* **The task**
Below are records; reproduce exactly the lines from the one containing "Serialize everything readable" through the end, both included, and only those.

* **Input for this task**

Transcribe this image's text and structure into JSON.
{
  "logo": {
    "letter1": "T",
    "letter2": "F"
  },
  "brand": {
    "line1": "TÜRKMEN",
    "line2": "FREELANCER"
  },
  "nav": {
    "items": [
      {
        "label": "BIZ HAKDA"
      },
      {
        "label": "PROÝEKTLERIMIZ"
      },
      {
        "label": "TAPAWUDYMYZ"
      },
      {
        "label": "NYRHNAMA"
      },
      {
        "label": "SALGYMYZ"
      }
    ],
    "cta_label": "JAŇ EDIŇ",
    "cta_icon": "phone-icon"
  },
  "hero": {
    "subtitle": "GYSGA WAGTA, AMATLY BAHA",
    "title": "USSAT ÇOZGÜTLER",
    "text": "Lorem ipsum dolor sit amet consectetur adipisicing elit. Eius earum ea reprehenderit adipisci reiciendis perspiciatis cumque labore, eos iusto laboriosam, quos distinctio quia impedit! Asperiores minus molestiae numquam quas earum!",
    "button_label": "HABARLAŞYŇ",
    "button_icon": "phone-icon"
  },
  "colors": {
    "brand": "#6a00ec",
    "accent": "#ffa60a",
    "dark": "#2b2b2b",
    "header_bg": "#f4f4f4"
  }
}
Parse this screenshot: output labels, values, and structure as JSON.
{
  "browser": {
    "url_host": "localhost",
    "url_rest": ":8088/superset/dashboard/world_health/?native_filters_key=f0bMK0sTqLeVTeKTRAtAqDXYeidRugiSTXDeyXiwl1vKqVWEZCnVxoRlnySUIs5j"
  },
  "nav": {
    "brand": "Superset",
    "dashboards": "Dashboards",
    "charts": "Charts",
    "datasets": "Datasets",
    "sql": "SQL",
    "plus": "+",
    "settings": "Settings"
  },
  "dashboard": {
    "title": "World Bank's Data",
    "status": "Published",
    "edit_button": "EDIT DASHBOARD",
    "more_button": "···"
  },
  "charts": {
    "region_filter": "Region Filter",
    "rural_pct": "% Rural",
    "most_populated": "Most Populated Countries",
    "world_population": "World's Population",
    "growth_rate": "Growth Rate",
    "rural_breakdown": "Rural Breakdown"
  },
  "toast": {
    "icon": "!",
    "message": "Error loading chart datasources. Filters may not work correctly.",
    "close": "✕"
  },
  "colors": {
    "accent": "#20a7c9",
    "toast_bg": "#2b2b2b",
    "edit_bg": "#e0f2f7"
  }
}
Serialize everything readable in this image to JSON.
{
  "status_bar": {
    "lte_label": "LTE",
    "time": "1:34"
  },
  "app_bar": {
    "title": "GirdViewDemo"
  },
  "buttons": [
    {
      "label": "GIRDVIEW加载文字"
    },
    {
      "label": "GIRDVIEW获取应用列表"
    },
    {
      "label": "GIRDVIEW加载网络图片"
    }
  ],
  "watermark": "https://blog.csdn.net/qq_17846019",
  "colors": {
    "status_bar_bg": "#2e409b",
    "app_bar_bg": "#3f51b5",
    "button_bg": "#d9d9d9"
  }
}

* **Expected answer**
Serialize everything readable in this image to JSON.
{
  "status_bar": {
    "lte_label": "LTE",
    "time": "1:34"
  },
  "app_bar": {
    "title": "GirdViewDemo"
  },
  "buttons": [
    {
      "label": "GIRDVIEW加载文字"
    },
    {
      "label": "GIRDVIEW获取应用列表"
    },
    {
      "label": "GIRDVIEW加载网络图片"
    }
  ],
  "watermark": "https://blog.csdn.net/qq_17846019",
  "colors": {
    "status_bar_bg": "#2e409b",
    "app_bar_bg": "#3f51b5",
    "button_bg": "#d9d9d9"
  }
}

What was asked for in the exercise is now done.